§ WRITTEN EXERCISE
Pull out every line with the word "section".

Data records
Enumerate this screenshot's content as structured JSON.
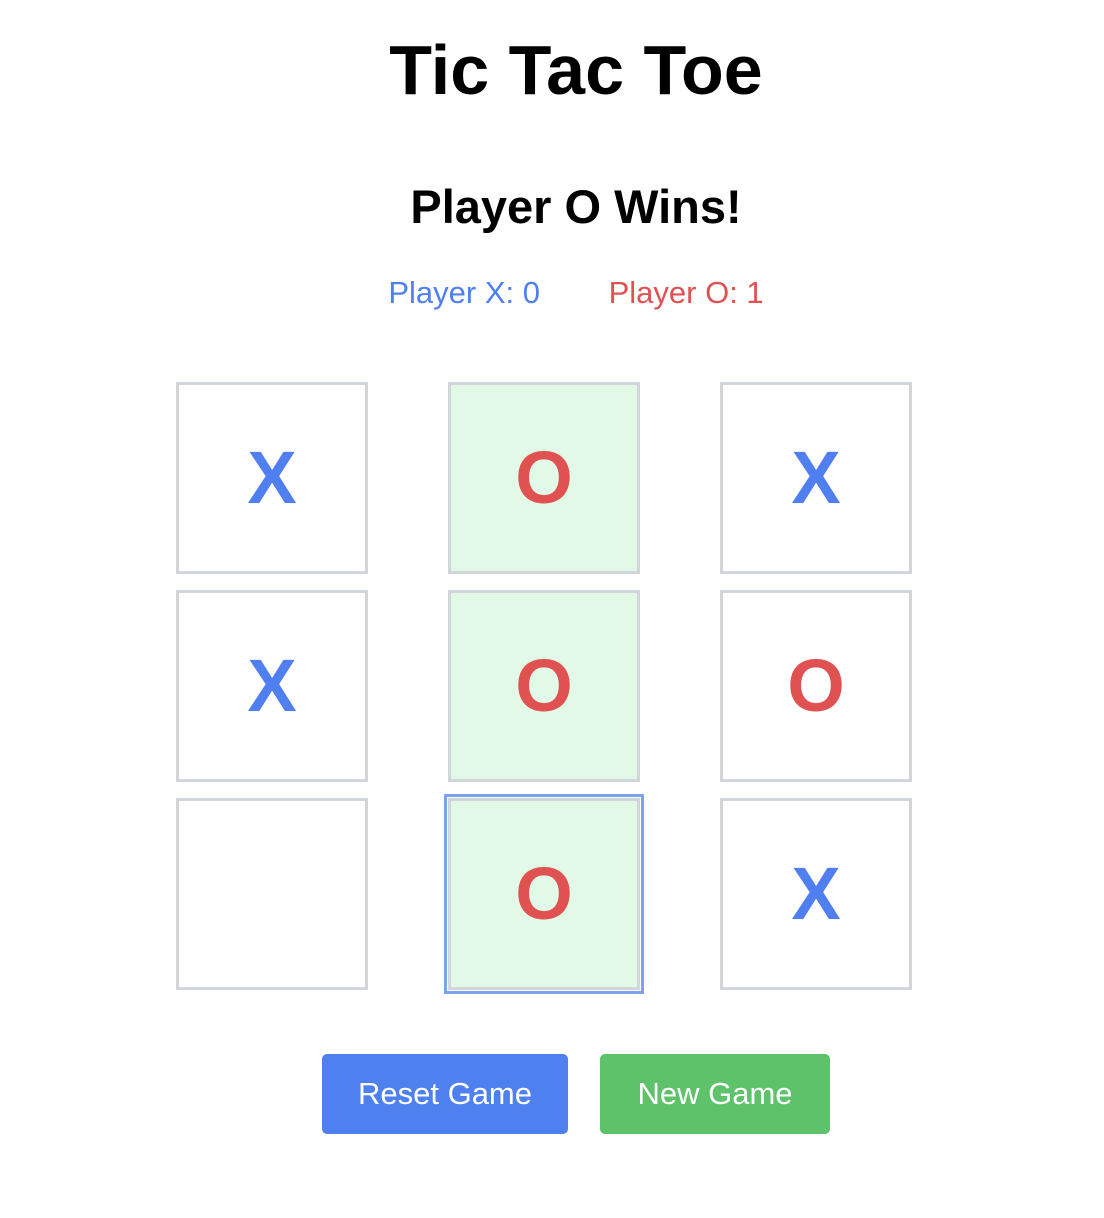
{
  "title": "Tic Tac Toe",
  "status": "Player O Wins!",
  "scores": {
    "x_label": "Player X: 0",
    "o_label": "Player O: 1"
  },
  "board": {
    "cells": [
      "X",
      "O",
      "X",
      "X",
      "O",
      "O",
      "",
      "O",
      "X"
    ],
    "winning_cells": [
      1,
      4,
      7
    ],
    "focused_cell": 7
  },
  "buttons": {
    "reset_label": "Reset Game",
    "new_label": "New Game"
  },
  "colors": {
    "x_mark": "#4f7ff0",
    "o_mark": "#e05252",
    "win_cell_bg": "#e2f9e8",
    "reset_button": "#4f80f0",
    "new_button": "#5dc26a",
    "cell_border": "#d2d5da"
  }
}
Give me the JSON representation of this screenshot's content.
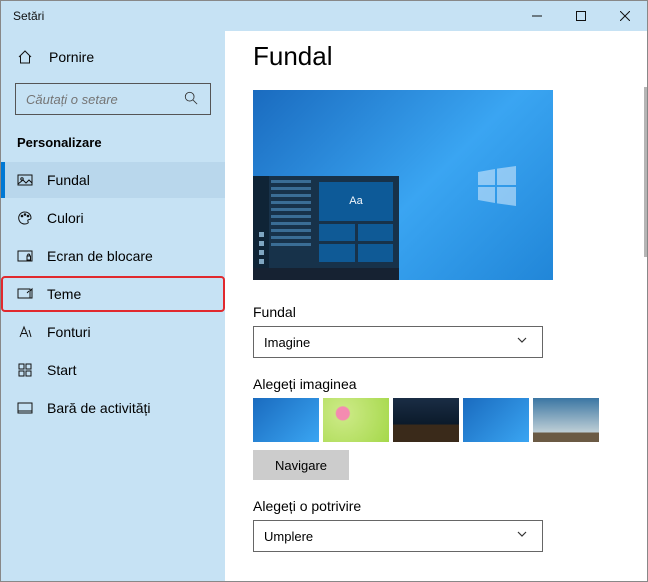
{
  "window": {
    "title": "Setări"
  },
  "sidebar": {
    "home_label": "Pornire",
    "search_placeholder": "Căutați o setare",
    "section": "Personalizare",
    "items": [
      {
        "label": "Fundal"
      },
      {
        "label": "Culori"
      },
      {
        "label": "Ecran de blocare"
      },
      {
        "label": "Teme"
      },
      {
        "label": "Fonturi"
      },
      {
        "label": "Start"
      },
      {
        "label": "Bară de activități"
      }
    ]
  },
  "content": {
    "heading": "Fundal",
    "preview_sample_text": "Aa",
    "background_label": "Fundal",
    "background_value": "Imagine",
    "choose_image_label": "Alegeți imaginea",
    "browse_label": "Navigare",
    "choose_fit_label": "Alegeți o potrivire",
    "fit_value": "Umplere"
  }
}
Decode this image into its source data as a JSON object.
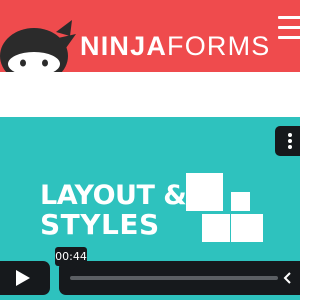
{
  "header": {
    "brand_bold": "NINJA",
    "brand_light": "FORMS",
    "mascot_icon": "ninja-mascot-icon",
    "menu_icon": "hamburger-menu-icon",
    "background_color": "#ef4b4d"
  },
  "video": {
    "background_color": "#2ec2be",
    "title_line_1": "LAYOUT &",
    "title_line_2": "STYLES",
    "graphic_icon": "layout-squares-icon",
    "more_icon": "more-vertical-icon"
  },
  "player": {
    "play_icon": "play-icon",
    "time_tooltip": "00:44",
    "rewind_icon": "rewind-chevron-icon",
    "controls_color": "#16191c"
  }
}
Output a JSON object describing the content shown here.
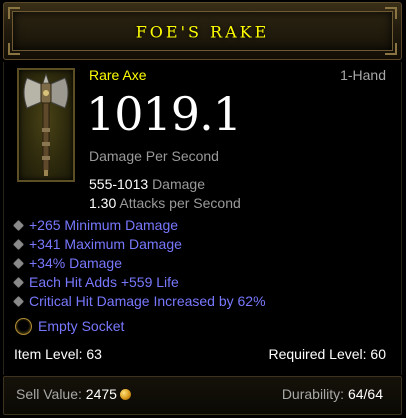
{
  "item": {
    "name": "FOE'S RAKE",
    "rarity": "Rare Axe",
    "hand": "1-Hand",
    "dps": "1019.1",
    "dps_label": "Damage Per Second",
    "damage_range": "555-1013",
    "damage_label": "Damage",
    "attack_speed": "1.30",
    "attack_speed_label": "Attacks per Second",
    "icon": "axe-icon"
  },
  "affixes": [
    "+265 Minimum Damage",
    "+341 Maximum Damage",
    "+34% Damage",
    "Each Hit Adds +559 Life",
    "Critical Hit Damage Increased by 62%"
  ],
  "socket": {
    "label": "Empty Socket"
  },
  "requirements": {
    "item_level_label": "Item Level:",
    "item_level": "63",
    "required_level_label": "Required Level:",
    "required_level": "60"
  },
  "footer": {
    "sell_label": "Sell Value:",
    "sell_value": "2475",
    "durability_label": "Durability:",
    "durability_value": "64/64"
  },
  "colors": {
    "title": "#ffff00",
    "rarity": "#ffff00",
    "affix": "#7878ff",
    "label": "#9a9a9a",
    "value": "#ffffff"
  }
}
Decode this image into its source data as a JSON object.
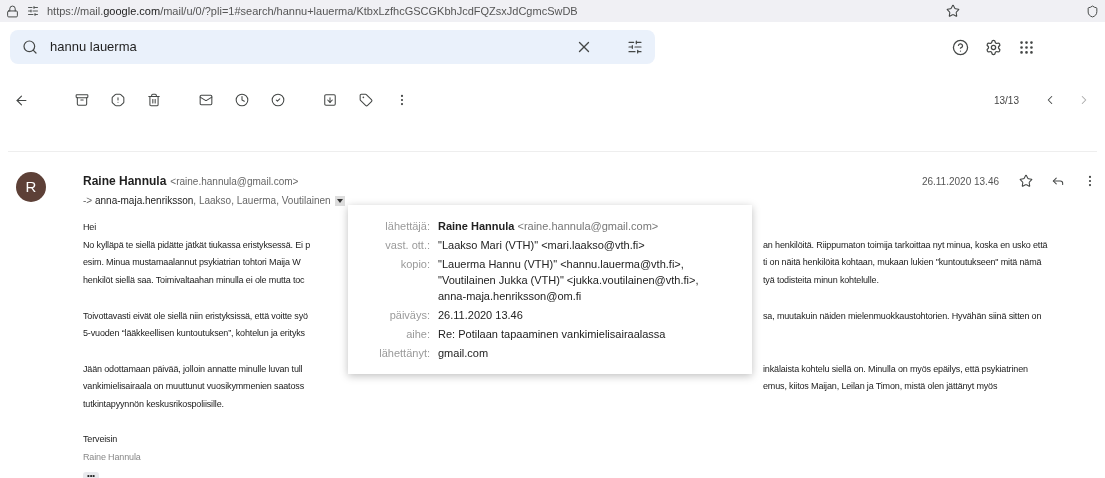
{
  "address_bar": {
    "url": "https://mail.**google.com**/mail/u/0/?pli=1#search/hannu+lauerma/KtbxLzfhcGSCGKbhJcdFQZsxJdCgmcSwDB"
  },
  "search": {
    "value": "hannu lauerma"
  },
  "pager": {
    "count": "13/13"
  },
  "message": {
    "avatar_letter": "R",
    "sender_name": "Raine Hannula",
    "sender_email": "<raine.hannula@gmail.com>",
    "recipients_prefix": "->",
    "recipients_first": "anna-maja.henriksson",
    "recipients_rest": ", Laakso, Lauerma, Voutilainen",
    "date": "26.11.2020 13.46",
    "paragraphs": [
      {
        "lines": [
          {
            "left": "Hei"
          },
          {
            "left": "No kylläpä te siellä pidätte jätkät tiukassa eristyksessä. Ei p",
            "right": "an henkilöitä. Riippumaton toimija tarkoittaa nyt minua, koska en usko että"
          },
          {
            "left": "esim. Minua mustamaalannut psykiatrian tohtori Maija W",
            "right": "ti on näitä henkilöitä kohtaan, mukaan lukien \"kuntoutukseen\" mitä nämä"
          },
          {
            "left": "henkilöt siellä saa. Toimivaltaahan minulla ei ole mutta toc",
            "right": "tyä todisteita minun kohtelulle."
          }
        ]
      },
      {
        "lines": [
          {
            "left": "Toivottavasti eivät ole siellä niin eristyksissä, että voitte syö",
            "right": "sa, muutakuin näiden mielenmuokkaustohtorien. Hyvähän siinä sitten on"
          },
          {
            "left": "5-vuoden “lääkkeellisen kuntoutuksen”, kohtelun ja erityks"
          }
        ]
      },
      {
        "lines": [
          {
            "left": "Jään odottamaan päivää, jolloin annatte minulle luvan tull",
            "right": "inkälaista kohtelu siellä on. Minulla on myös epäilys, että psykiatrinen"
          },
          {
            "left": "vankimielisairaala on muuttunut vuosikymmenien saatoss",
            "right": "emus, kiitos Maijan, Leilan ja Timon, mistä olen jättänyt myös"
          },
          {
            "left": "tutkintapyynnön keskusrikospoliisille."
          }
        ]
      }
    ],
    "signoff": "Terveisin",
    "signature": "Raine Hannula",
    "trimmed_button": "•••"
  },
  "details_popup": {
    "rows": [
      {
        "kind": "sender",
        "label": "lähettäjä:",
        "name": "Raine Hannula",
        "email": "<raine.hannula@gmail.com>"
      },
      {
        "kind": "text",
        "label": "vast. ott.:",
        "lines": [
          "\"Laakso Mari (VTH)\" <mari.laakso@vth.fi>"
        ]
      },
      {
        "kind": "text",
        "label": "kopio:",
        "lines": [
          "\"Lauerma Hannu (VTH)\" <hannu.lauerma@vth.fi>,",
          "\"Voutilainen Jukka (VTH)\" <jukka.voutilainen@vth.fi>,",
          "anna-maja.henriksson@om.fi"
        ]
      },
      {
        "kind": "text",
        "label": "päiväys:",
        "lines": [
          "26.11.2020 13.46"
        ]
      },
      {
        "kind": "text",
        "label": "aihe:",
        "lines": [
          "Re: Potilaan tapaaminen vankimielisairaalassa"
        ]
      },
      {
        "kind": "text",
        "label": "lähettänyt:",
        "lines": [
          "gmail.com"
        ]
      }
    ]
  }
}
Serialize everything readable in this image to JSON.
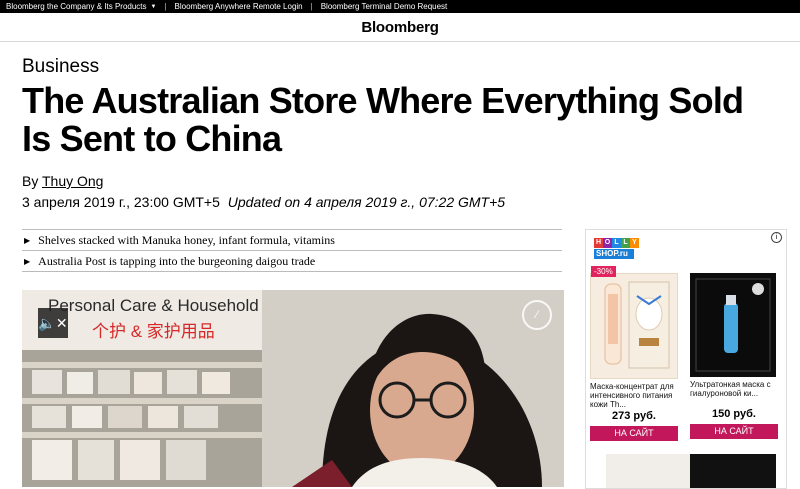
{
  "topbar": {
    "items": [
      "Bloomberg the Company & Its Products",
      "Bloomberg Anywhere Remote Login",
      "Bloomberg Terminal Demo Request"
    ]
  },
  "brand": "Bloomberg",
  "article": {
    "section": "Business",
    "headline": "The Australian Store Where Everything Sold Is Sent to China",
    "byline_prefix": "By",
    "author": "Thuy Ong",
    "published": "3 апреля 2019 г., 23:00 GMT+5",
    "updated_prefix": "Updated on",
    "updated": "4 апреля 2019 г., 07:22 GMT+5",
    "bullets": [
      "Shelves stacked with Manuka honey, infant formula, vitamins",
      "Australia Post is tapping into the burgeoning daigou trade"
    ]
  },
  "video": {
    "sign_en": "Personal Care & Household",
    "sign_cn": "个护 & 家护用品",
    "mute_icon": "mute-icon",
    "share_icon": "share-icon"
  },
  "ad": {
    "logo_top": [
      "H",
      "O",
      "L",
      "L",
      "Y"
    ],
    "logo_colors": [
      "#e53935",
      "#8e24aa",
      "#1e88e5",
      "#43a047",
      "#fb8c00"
    ],
    "logo_bottom": "SHOP.ru",
    "products": [
      {
        "discount": "-30%",
        "name": "Маска-концентрат для интенсивного питания кожи Тh...",
        "price": "273 руб.",
        "button": "НА САЙТ"
      },
      {
        "discount": "",
        "name": "Ультратонкая маска с гиалуроновой ки...",
        "price": "150 руб.",
        "button": "НА САЙТ"
      }
    ],
    "accent": "#c2185b"
  }
}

§ PROBLEM SOLUTION
    "section": "Personalizare",
    "section": "Business",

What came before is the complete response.